Instructions for the task: Note how many lines in the entries contain the string "CORRELATION", then give that number and nothing else.
— BEGIN Input data —
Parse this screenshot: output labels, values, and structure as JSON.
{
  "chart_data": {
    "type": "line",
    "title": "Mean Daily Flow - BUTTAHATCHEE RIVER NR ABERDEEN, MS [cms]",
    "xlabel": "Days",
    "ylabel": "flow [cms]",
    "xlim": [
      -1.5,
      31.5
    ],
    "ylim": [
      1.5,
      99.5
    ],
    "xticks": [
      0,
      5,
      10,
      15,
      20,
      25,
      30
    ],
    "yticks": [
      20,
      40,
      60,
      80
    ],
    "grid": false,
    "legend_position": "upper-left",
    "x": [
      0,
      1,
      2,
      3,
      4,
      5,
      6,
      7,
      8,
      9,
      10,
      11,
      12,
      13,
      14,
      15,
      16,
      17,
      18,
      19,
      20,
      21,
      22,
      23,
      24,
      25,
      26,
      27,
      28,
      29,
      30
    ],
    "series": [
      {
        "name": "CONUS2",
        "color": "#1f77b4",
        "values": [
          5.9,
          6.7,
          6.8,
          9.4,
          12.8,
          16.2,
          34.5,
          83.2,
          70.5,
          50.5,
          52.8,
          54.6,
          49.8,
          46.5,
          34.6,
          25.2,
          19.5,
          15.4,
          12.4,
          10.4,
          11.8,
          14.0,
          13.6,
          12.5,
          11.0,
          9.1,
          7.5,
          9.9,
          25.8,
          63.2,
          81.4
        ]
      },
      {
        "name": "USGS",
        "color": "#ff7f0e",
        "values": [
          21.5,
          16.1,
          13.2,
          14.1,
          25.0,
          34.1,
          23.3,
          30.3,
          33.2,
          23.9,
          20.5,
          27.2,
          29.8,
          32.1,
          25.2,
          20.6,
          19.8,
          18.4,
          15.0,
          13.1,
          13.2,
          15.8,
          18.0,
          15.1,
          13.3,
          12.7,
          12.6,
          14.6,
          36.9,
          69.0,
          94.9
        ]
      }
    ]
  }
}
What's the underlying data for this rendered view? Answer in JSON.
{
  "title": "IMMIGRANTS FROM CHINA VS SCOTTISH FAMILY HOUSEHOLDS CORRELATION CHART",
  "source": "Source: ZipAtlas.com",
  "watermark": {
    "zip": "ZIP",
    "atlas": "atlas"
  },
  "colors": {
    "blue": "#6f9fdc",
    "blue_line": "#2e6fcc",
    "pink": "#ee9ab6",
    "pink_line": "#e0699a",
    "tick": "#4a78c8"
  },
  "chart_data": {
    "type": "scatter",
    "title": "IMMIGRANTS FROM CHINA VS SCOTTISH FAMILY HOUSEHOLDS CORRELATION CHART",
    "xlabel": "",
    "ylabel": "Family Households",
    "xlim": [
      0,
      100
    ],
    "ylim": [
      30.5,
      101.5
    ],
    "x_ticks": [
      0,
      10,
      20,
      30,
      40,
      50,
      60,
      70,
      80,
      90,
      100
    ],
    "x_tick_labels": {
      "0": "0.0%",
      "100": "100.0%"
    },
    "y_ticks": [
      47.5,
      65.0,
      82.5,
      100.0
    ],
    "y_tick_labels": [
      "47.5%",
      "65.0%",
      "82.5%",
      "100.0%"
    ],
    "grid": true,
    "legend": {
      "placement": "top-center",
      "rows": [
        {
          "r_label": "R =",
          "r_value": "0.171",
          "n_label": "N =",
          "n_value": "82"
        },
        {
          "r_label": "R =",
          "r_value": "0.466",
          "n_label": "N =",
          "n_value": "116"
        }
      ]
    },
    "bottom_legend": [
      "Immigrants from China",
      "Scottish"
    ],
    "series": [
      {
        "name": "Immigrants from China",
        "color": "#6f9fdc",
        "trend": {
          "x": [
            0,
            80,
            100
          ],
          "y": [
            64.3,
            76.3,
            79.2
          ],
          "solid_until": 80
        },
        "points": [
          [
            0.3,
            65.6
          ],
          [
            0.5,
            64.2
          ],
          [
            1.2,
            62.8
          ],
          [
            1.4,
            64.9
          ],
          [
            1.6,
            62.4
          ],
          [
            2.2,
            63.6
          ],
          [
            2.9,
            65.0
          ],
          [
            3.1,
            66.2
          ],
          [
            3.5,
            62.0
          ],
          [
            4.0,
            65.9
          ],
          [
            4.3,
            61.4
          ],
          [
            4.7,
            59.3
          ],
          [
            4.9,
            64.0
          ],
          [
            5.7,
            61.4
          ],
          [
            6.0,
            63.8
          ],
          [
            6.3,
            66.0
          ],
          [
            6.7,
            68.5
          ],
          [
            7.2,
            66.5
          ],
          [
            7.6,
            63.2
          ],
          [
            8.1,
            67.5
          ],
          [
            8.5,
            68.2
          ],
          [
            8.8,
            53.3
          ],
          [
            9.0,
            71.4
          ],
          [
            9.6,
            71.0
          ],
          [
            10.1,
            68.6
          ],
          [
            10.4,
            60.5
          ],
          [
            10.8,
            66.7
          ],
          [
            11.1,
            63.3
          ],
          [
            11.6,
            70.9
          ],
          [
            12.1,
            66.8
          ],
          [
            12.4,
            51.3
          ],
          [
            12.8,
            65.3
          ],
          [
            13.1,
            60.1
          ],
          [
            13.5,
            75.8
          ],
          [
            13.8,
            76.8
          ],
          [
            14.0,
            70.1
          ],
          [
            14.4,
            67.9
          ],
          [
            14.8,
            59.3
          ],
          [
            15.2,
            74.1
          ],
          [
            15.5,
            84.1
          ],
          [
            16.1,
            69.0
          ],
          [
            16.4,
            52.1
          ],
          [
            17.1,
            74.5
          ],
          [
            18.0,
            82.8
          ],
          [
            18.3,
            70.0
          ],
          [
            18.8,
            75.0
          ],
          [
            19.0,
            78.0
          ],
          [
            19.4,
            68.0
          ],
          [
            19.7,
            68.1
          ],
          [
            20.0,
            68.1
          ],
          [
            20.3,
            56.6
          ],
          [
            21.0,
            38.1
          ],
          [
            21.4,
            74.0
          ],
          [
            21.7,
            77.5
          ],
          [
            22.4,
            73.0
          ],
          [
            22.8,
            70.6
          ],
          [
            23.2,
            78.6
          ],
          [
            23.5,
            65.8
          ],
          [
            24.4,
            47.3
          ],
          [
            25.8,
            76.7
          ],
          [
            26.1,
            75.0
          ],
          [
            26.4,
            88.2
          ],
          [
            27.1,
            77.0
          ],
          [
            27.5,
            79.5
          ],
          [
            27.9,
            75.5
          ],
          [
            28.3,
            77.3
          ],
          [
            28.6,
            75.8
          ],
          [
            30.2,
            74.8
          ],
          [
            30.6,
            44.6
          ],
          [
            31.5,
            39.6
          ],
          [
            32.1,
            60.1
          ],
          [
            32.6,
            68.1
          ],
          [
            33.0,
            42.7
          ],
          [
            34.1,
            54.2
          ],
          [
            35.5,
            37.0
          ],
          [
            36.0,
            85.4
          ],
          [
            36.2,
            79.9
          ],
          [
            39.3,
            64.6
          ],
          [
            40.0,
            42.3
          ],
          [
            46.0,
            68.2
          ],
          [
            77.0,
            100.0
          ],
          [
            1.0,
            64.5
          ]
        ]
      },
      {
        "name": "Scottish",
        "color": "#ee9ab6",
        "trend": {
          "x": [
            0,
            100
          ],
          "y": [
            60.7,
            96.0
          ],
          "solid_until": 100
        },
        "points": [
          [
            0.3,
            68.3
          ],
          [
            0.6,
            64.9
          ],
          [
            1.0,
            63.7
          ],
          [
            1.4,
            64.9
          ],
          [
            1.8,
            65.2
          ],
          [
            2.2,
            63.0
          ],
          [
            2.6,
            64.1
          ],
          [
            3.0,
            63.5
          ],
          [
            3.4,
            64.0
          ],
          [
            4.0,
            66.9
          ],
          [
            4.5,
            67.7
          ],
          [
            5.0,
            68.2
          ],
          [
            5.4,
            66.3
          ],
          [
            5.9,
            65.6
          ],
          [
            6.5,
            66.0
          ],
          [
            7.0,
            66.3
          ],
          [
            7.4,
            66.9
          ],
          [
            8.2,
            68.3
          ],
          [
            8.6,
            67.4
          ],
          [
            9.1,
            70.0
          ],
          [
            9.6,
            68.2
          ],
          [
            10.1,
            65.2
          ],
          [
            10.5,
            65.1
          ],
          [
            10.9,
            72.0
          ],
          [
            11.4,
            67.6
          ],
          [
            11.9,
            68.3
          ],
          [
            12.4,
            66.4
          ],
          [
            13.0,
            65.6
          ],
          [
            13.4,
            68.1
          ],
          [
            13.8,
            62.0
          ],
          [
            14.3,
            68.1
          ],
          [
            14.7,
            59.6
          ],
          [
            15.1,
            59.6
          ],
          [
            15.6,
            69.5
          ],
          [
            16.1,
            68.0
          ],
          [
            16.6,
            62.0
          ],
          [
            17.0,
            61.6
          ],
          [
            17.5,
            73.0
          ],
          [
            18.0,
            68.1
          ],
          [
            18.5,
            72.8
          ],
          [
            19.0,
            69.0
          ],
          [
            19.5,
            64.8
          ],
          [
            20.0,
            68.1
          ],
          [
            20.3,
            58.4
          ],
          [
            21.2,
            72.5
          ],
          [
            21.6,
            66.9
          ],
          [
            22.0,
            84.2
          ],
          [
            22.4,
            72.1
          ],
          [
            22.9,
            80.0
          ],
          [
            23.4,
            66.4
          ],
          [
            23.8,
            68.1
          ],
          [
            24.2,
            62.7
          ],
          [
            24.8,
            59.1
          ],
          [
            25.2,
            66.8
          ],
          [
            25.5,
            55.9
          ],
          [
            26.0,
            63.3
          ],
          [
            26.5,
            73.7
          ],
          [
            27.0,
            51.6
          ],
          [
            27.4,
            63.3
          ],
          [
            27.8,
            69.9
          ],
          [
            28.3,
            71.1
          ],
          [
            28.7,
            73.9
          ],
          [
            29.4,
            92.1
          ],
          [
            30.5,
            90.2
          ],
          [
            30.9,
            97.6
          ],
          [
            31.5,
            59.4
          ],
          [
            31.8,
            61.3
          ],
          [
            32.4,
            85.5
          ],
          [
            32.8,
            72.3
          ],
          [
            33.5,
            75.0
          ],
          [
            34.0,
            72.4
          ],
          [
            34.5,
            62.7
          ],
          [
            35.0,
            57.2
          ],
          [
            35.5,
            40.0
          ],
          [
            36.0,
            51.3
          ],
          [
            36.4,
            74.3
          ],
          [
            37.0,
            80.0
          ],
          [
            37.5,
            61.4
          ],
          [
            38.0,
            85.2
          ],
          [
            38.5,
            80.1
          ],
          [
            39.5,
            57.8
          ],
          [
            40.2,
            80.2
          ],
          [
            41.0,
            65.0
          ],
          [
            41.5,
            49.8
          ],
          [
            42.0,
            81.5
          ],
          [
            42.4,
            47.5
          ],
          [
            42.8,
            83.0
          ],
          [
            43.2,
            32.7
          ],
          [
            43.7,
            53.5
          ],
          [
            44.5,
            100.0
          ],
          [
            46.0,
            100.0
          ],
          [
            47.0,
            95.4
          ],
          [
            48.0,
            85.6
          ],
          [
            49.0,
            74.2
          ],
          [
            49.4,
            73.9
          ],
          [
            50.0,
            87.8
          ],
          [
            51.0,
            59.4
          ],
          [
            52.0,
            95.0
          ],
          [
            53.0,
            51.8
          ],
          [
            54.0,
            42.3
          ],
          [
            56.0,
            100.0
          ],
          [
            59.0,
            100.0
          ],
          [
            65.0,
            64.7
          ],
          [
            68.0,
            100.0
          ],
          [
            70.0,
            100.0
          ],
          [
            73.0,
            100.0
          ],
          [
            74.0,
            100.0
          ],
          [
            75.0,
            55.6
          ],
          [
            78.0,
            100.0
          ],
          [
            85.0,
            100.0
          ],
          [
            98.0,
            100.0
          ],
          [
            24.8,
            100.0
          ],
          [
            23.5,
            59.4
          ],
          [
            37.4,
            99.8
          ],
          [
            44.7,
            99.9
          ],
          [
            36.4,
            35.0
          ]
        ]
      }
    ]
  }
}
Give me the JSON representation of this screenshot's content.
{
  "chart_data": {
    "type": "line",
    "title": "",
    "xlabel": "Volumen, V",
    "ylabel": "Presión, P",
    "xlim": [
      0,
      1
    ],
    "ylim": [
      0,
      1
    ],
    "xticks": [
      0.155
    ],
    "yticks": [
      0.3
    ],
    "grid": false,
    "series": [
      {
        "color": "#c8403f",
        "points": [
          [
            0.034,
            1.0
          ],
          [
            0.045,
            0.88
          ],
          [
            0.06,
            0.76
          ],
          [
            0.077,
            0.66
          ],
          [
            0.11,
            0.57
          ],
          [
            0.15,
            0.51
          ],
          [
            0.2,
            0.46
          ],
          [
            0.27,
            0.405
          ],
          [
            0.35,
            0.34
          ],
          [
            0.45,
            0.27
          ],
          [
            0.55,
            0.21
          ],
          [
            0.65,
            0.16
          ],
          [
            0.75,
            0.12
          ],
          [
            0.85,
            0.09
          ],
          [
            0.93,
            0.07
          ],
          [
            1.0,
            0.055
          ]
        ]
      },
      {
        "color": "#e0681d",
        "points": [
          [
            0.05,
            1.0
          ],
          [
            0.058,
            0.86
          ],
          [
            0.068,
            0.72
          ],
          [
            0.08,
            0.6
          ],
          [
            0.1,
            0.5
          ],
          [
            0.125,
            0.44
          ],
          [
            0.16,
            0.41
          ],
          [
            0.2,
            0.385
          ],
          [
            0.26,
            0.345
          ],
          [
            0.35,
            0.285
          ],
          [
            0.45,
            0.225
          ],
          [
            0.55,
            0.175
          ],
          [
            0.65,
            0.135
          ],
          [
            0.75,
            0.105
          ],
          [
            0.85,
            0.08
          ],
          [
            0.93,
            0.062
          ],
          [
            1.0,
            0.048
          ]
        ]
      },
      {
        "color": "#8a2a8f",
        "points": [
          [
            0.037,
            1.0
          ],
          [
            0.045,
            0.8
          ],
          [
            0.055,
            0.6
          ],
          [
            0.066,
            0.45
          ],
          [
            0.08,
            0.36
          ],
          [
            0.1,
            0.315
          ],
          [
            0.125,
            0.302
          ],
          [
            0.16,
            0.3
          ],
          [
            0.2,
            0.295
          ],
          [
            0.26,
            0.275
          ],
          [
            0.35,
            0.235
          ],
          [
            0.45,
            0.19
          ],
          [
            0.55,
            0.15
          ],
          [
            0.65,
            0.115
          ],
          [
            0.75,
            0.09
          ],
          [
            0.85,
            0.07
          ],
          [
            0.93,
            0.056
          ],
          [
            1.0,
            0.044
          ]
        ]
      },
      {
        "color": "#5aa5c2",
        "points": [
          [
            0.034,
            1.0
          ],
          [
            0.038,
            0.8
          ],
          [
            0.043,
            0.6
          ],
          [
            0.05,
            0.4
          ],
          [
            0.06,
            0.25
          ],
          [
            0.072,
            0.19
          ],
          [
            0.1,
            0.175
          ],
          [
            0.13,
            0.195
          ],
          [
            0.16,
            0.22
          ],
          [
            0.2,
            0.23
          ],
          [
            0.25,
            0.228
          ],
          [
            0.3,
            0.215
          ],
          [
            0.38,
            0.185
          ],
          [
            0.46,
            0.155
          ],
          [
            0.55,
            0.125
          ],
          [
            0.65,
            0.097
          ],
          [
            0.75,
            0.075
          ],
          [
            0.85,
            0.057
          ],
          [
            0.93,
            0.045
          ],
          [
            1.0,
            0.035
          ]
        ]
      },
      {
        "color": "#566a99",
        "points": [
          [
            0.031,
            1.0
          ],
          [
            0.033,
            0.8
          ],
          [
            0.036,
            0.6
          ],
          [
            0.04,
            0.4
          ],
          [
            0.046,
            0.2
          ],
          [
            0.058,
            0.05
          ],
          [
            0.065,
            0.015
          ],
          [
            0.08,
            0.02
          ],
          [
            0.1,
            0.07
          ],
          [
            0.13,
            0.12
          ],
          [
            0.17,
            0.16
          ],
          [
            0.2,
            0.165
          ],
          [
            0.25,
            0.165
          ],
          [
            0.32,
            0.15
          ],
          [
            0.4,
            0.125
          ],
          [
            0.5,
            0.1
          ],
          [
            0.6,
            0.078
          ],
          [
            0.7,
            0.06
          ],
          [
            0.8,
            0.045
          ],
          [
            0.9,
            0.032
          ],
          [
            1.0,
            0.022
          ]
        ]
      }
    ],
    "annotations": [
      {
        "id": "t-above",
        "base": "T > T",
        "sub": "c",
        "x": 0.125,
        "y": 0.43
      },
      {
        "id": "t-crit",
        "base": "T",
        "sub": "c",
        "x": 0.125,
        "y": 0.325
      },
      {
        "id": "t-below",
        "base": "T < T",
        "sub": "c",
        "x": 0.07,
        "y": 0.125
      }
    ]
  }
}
— END Input data —
Exercise answer: 2